- _WRITTEN TASK_:
Reproduce all of the material exactly as shown.

======

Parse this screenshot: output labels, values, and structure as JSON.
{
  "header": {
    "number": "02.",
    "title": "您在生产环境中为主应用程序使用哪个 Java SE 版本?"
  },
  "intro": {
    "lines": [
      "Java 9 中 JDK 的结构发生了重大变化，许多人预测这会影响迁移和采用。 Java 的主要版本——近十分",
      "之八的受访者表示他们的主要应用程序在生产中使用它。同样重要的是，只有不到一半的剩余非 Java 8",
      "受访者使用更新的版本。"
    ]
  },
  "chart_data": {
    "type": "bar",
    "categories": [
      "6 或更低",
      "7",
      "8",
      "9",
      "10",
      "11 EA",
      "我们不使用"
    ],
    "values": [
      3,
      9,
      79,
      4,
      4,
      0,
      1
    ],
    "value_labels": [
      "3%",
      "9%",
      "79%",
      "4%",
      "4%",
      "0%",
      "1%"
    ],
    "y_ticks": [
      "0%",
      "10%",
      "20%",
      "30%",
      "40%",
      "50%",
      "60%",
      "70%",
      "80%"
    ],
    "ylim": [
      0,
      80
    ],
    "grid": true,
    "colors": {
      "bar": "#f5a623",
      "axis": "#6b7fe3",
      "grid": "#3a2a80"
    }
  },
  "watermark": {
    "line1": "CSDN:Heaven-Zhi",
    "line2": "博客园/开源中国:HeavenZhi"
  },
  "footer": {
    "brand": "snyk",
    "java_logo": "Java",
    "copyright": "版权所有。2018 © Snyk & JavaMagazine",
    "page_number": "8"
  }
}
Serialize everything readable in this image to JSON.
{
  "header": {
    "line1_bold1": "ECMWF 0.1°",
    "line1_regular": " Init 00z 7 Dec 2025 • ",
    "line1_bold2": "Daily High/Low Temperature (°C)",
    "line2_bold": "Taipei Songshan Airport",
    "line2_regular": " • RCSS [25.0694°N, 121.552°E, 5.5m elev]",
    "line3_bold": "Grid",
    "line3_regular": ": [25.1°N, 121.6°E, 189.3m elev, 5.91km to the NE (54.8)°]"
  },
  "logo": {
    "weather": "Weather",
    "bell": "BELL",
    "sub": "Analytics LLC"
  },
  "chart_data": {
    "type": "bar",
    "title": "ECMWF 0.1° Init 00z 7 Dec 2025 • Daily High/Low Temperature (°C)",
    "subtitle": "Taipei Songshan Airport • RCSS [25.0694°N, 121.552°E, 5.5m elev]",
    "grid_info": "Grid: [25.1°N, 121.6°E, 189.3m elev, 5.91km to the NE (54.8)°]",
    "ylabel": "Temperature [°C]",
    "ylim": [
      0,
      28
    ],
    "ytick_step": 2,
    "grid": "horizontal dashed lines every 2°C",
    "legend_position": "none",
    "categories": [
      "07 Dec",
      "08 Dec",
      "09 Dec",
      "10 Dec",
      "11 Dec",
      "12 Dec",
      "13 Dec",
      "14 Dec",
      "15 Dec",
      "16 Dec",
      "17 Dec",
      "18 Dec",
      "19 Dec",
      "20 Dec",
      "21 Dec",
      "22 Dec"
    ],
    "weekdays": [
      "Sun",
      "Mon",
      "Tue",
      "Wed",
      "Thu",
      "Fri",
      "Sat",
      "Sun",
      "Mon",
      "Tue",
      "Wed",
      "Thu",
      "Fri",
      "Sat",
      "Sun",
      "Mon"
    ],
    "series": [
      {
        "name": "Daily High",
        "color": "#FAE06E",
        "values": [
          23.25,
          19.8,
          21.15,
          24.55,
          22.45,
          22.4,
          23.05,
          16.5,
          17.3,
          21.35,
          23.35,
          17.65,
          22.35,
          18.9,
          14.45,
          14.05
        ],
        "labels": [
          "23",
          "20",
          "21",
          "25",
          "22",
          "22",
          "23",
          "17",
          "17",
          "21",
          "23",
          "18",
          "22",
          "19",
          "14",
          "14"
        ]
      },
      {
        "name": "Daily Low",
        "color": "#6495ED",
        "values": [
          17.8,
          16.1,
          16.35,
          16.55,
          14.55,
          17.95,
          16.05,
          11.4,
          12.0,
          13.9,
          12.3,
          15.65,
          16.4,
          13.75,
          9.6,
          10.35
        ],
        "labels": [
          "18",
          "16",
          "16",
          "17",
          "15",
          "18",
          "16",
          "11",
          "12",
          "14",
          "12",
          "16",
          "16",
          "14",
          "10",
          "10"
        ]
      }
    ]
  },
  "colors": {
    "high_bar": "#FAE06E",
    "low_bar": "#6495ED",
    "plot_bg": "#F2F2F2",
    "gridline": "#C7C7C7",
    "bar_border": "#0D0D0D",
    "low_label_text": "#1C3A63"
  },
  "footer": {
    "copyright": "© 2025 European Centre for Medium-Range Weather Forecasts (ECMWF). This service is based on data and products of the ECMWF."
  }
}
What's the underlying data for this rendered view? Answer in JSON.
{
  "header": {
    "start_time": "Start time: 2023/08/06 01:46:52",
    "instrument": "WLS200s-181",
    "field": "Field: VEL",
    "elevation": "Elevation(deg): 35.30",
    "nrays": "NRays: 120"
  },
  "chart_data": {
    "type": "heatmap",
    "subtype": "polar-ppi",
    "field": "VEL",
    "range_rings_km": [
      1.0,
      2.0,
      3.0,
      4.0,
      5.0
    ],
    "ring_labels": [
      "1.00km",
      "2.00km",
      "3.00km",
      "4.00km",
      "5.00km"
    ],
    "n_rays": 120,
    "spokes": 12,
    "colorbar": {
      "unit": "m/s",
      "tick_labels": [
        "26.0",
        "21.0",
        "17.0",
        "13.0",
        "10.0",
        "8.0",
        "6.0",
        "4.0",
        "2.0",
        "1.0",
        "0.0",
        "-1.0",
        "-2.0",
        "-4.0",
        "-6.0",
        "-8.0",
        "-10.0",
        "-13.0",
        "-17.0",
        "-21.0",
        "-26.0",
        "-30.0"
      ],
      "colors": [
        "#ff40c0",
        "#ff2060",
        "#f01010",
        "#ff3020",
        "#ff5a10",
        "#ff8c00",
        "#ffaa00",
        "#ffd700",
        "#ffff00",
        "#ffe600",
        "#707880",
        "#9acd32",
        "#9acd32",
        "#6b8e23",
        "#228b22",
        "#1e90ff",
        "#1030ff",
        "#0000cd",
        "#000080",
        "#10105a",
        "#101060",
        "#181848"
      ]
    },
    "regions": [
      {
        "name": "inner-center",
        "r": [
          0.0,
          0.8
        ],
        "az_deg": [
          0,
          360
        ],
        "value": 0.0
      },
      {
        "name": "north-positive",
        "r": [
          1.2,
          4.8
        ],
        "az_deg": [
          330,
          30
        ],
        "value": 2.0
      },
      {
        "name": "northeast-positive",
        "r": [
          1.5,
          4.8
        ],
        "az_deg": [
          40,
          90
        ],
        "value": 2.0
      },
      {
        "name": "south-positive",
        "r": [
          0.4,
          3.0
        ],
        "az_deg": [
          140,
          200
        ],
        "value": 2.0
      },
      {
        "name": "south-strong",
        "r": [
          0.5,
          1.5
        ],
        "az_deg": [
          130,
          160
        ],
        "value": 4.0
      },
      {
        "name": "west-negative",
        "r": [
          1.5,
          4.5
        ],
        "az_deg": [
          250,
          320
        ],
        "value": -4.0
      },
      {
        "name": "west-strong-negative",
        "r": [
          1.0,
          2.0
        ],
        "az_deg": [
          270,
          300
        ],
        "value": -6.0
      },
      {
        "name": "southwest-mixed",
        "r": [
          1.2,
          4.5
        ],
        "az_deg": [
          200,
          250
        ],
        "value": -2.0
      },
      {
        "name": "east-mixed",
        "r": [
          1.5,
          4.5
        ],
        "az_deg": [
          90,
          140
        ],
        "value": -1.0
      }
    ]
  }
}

======

- _RESULT FOR THIS TASK_:
Parse this screenshot: output labels, values, and structure as JSON.
{
  "header": {
    "number": "02.",
    "title": "您在生产环境中为主应用程序使用哪个 Java SE 版本?"
  },
  "intro": {
    "lines": [
      "Java 9 中 JDK 的结构发生了重大变化，许多人预测这会影响迁移和采用。 Java 的主要版本——近十分",
      "之八的受访者表示他们的主要应用程序在生产中使用它。同样重要的是，只有不到一半的剩余非 Java 8",
      "受访者使用更新的版本。"
    ]
  },
  "chart_data": {
    "type": "bar",
    "categories": [
      "6 或更低",
      "7",
      "8",
      "9",
      "10",
      "11 EA",
      "我们不使用"
    ],
    "values": [
      3,
      9,
      79,
      4,
      4,
      0,
      1
    ],
    "value_labels": [
      "3%",
      "9%",
      "79%",
      "4%",
      "4%",
      "0%",
      "1%"
    ],
    "y_ticks": [
      "0%",
      "10%",
      "20%",
      "30%",
      "40%",
      "50%",
      "60%",
      "70%",
      "80%"
    ],
    "ylim": [
      0,
      80
    ],
    "grid": true,
    "colors": {
      "bar": "#f5a623",
      "axis": "#6b7fe3",
      "grid": "#3a2a80"
    }
  },
  "watermark": {
    "line1": "CSDN:Heaven-Zhi",
    "line2": "博客园/开源中国:HeavenZhi"
  },
  "footer": {
    "brand": "snyk",
    "java_logo": "Java",
    "copyright": "版权所有。2018 © Snyk & JavaMagazine",
    "page_number": "8"
  }
}
Serialize everything readable in this image to JSON.
{
  "header": {
    "line1_bold1": "ECMWF 0.1°",
    "line1_regular": " Init 00z 7 Dec 2025 • ",
    "line1_bold2": "Daily High/Low Temperature (°C)",
    "line2_bold": "Taipei Songshan Airport",
    "line2_regular": " • RCSS [25.0694°N, 121.552°E, 5.5m elev]",
    "line3_bold": "Grid",
    "line3_regular": ": [25.1°N, 121.6°E, 189.3m elev, 5.91km to the NE (54.8)°]"
  },
  "logo": {
    "weather": "Weather",
    "bell": "BELL",
    "sub": "Analytics LLC"
  },
  "chart_data": {
    "type": "bar",
    "title": "ECMWF 0.1° Init 00z 7 Dec 2025 • Daily High/Low Temperature (°C)",
    "subtitle": "Taipei Songshan Airport • RCSS [25.0694°N, 121.552°E, 5.5m elev]",
    "grid_info": "Grid: [25.1°N, 121.6°E, 189.3m elev, 5.91km to the NE (54.8)°]",
    "ylabel": "Temperature [°C]",
    "ylim": [
      0,
      28
    ],
    "ytick_step": 2,
    "grid": "horizontal dashed lines every 2°C",
    "legend_position": "none",
    "categories": [
      "07 Dec",
      "08 Dec",
      "09 Dec",
      "10 Dec",
      "11 Dec",
      "12 Dec",
      "13 Dec",
      "14 Dec",
      "15 Dec",
      "16 Dec",
      "17 Dec",
      "18 Dec",
      "19 Dec",
      "20 Dec",
      "21 Dec",
      "22 Dec"
    ],
    "weekdays": [
      "Sun",
      "Mon",
      "Tue",
      "Wed",
      "Thu",
      "Fri",
      "Sat",
      "Sun",
      "Mon",
      "Tue",
      "Wed",
      "Thu",
      "Fri",
      "Sat",
      "Sun",
      "Mon"
    ],
    "series": [
      {
        "name": "Daily High",
        "color": "#FAE06E",
        "values": [
          23.25,
          19.8,
          21.15,
          24.55,
          22.45,
          22.4,
          23.05,
          16.5,
          17.3,
          21.35,
          23.35,
          17.65,
          22.35,
          18.9,
          14.45,
          14.05
        ],
        "labels": [
          "23",
          "20",
          "21",
          "25",
          "22",
          "22",
          "23",
          "17",
          "17",
          "21",
          "23",
          "18",
          "22",
          "19",
          "14",
          "14"
        ]
      },
      {
        "name": "Daily Low",
        "color": "#6495ED",
        "values": [
          17.8,
          16.1,
          16.35,
          16.55,
          14.55,
          17.95,
          16.05,
          11.4,
          12.0,
          13.9,
          12.3,
          15.65,
          16.4,
          13.75,
          9.6,
          10.35
        ],
        "labels": [
          "18",
          "16",
          "16",
          "17",
          "15",
          "18",
          "16",
          "11",
          "12",
          "14",
          "12",
          "16",
          "16",
          "14",
          "10",
          "10"
        ]
      }
    ]
  },
  "colors": {
    "high_bar": "#FAE06E",
    "low_bar": "#6495ED",
    "plot_bg": "#F2F2F2",
    "gridline": "#C7C7C7",
    "bar_border": "#0D0D0D",
    "low_label_text": "#1C3A63"
  },
  "footer": {
    "copyright": "© 2025 European Centre for Medium-Range Weather Forecasts (ECMWF). This service is based on data and products of the ECMWF."
  }
}
What's the underlying data for this rendered view? Answer in JSON.
{
  "header": {
    "start_time": "Start time: 2023/08/06 01:46:52",
    "instrument": "WLS200s-181",
    "field": "Field: VEL",
    "elevation": "Elevation(deg): 35.30",
    "nrays": "NRays: 120"
  },
  "chart_data": {
    "type": "heatmap",
    "subtype": "polar-ppi",
    "field": "VEL",
    "range_rings_km": [
      1.0,
      2.0,
      3.0,
      4.0,
      5.0
    ],
    "ring_labels": [
      "1.00km",
      "2.00km",
      "3.00km",
      "4.00km",
      "5.00km"
    ],
    "n_rays": 120,
    "spokes": 12,
    "colorbar": {
      "unit": "m/s",
      "tick_labels": [
        "26.0",
        "21.0",
        "17.0",
        "13.0",
        "10.0",
        "8.0",
        "6.0",
        "4.0",
        "2.0",
        "1.0",
        "0.0",
        "-1.0",
        "-2.0",
        "-4.0",
        "-6.0",
        "-8.0",
        "-10.0",
        "-13.0",
        "-17.0",
        "-21.0",
        "-26.0",
        "-30.0"
      ],
      "colors": [
        "#ff40c0",
        "#ff2060",
        "#f01010",
        "#ff3020",
        "#ff5a10",
        "#ff8c00",
        "#ffaa00",
        "#ffd700",
        "#ffff00",
        "#ffe600",
        "#707880",
        "#9acd32",
        "#9acd32",
        "#6b8e23",
        "#228b22",
        "#1e90ff",
        "#1030ff",
        "#0000cd",
        "#000080",
        "#10105a",
        "#101060",
        "#181848"
      ]
    },
    "regions": [
      {
        "name": "inner-center",
        "r": [
          0.0,
          0.8
        ],
        "az_deg": [
          0,
          360
        ],
        "value": 0.0
      },
      {
        "name": "north-positive",
        "r": [
          1.2,
          4.8
        ],
        "az_deg": [
          330,
          30
        ],
        "value": 2.0
      },
      {
        "name": "northeast-positive",
        "r": [
          1.5,
          4.8
        ],
        "az_deg": [
          40,
          90
        ],
        "value": 2.0
      },
      {
        "name": "south-positive",
        "r": [
          0.4,
          3.0
        ],
        "az_deg": [
          140,
          200
        ],
        "value": 2.0
      },
      {
        "name": "south-strong",
        "r": [
          0.5,
          1.5
        ],
        "az_deg": [
          130,
          160
        ],
        "value": 4.0
      },
      {
        "name": "west-negative",
        "r": [
          1.5,
          4.5
        ],
        "az_deg": [
          250,
          320
        ],
        "value": -4.0
      },
      {
        "name": "west-strong-negative",
        "r": [
          1.0,
          2.0
        ],
        "az_deg": [
          270,
          300
        ],
        "value": -6.0
      },
      {
        "name": "southwest-mixed",
        "r": [
          1.2,
          4.5
        ],
        "az_deg": [
          200,
          250
        ],
        "value": -2.0
      },
      {
        "name": "east-mixed",
        "r": [
          1.5,
          4.5
        ],
        "az_deg": [
          90,
          140
        ],
        "value": -1.0
      }
    ]
  }
}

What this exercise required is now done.